Material >>
·····

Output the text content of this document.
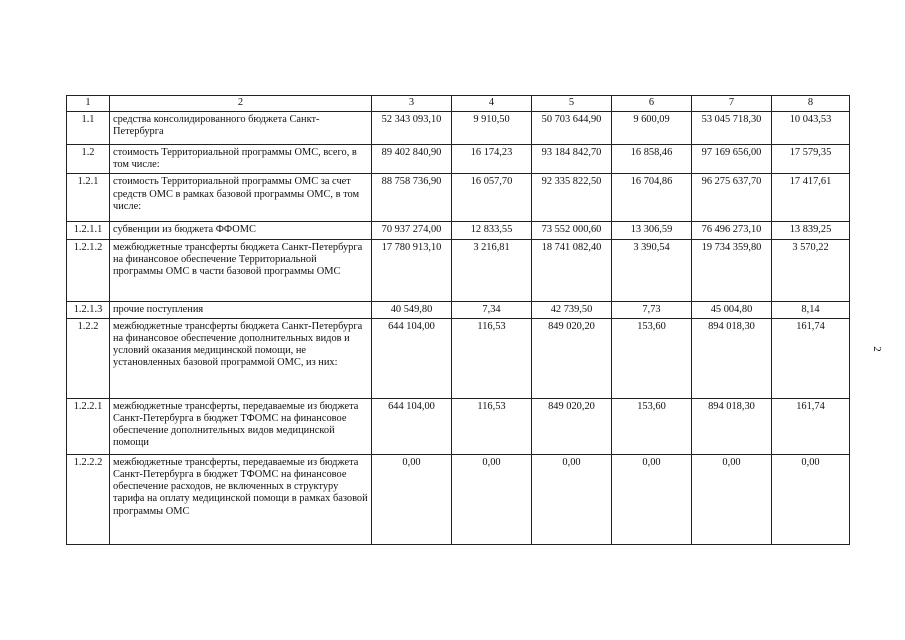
1	2	3	4	5	6	7	8
1.1	средства консолидированного бюджета Санкт-Петербурга	52 343 093,10	9 910,50	50 703 644,90	9 600,09	53 045 718,30	10 043,53
1.2	стоимость Территориальной программы ОМС, всего, в том числе:	89 402 840,90	16 174,23	93 184 842,70	16 858,46	97 169 656,00	17 579,35
1.2.1	стоимость Территориальной программы ОМС за счет средств ОМС в рамках базовой программы ОМС, в том числе:	88 758 736,90	16 057,70	92 335 822,50	16 704,86	96 275 637,70	17 417,61
1.2.1.1	субвенции из бюджета ФФОМС	70 937 274,00	12 833,55	73 552 000,60	13 306,59	76 496 273,10	13 839,25
1.2.1.2	межбюджетные трансферты бюджета Санкт-Петербурга на финансовое обеспечение Территориальной программы ОМС в части базовой программы ОМС	17 780 913,10	3 216,81	18 741 082,40	3 390,54	19 734 359,80	3 570,22
1.2.1.3	прочие поступления	40 549,80	7,34	42 739,50	7,73	45 004,80	8,14
1.2.2	межбюджетные трансферты бюджета Санкт-Петербурга на финансовое обеспечение дополнительных видов и условий оказания медицинской помощи, не установленных базовой программой ОМС, из них:	644 104,00	116,53	849 020,20	153,60	894 018,30	161,74
1.2.2.1	межбюджетные трансферты, передаваемые из бюджета Санкт-Петербурга в бюджет ТФОМС на финансовое обеспечение дополнительных видов медицинской помощи	644 104,00	116,53	849 020,20	153,60	894 018,30	161,74
1.2.2.2	межбюджетные трансферты, передаваемые из бюджета Санкт-Петербурга в бюджет ТФОМС на финансовое обеспечение расходов, не включенных в структуру тарифа на оплату медицинской помощи в рамках базовой программы ОМС	0,00	0,00	0,00	0,00	0,00	0,00
2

·····

Exercise objective >> Report the number of lines in the entries above that include the word "числе" and add nothing to it.

Solution to this task >> 2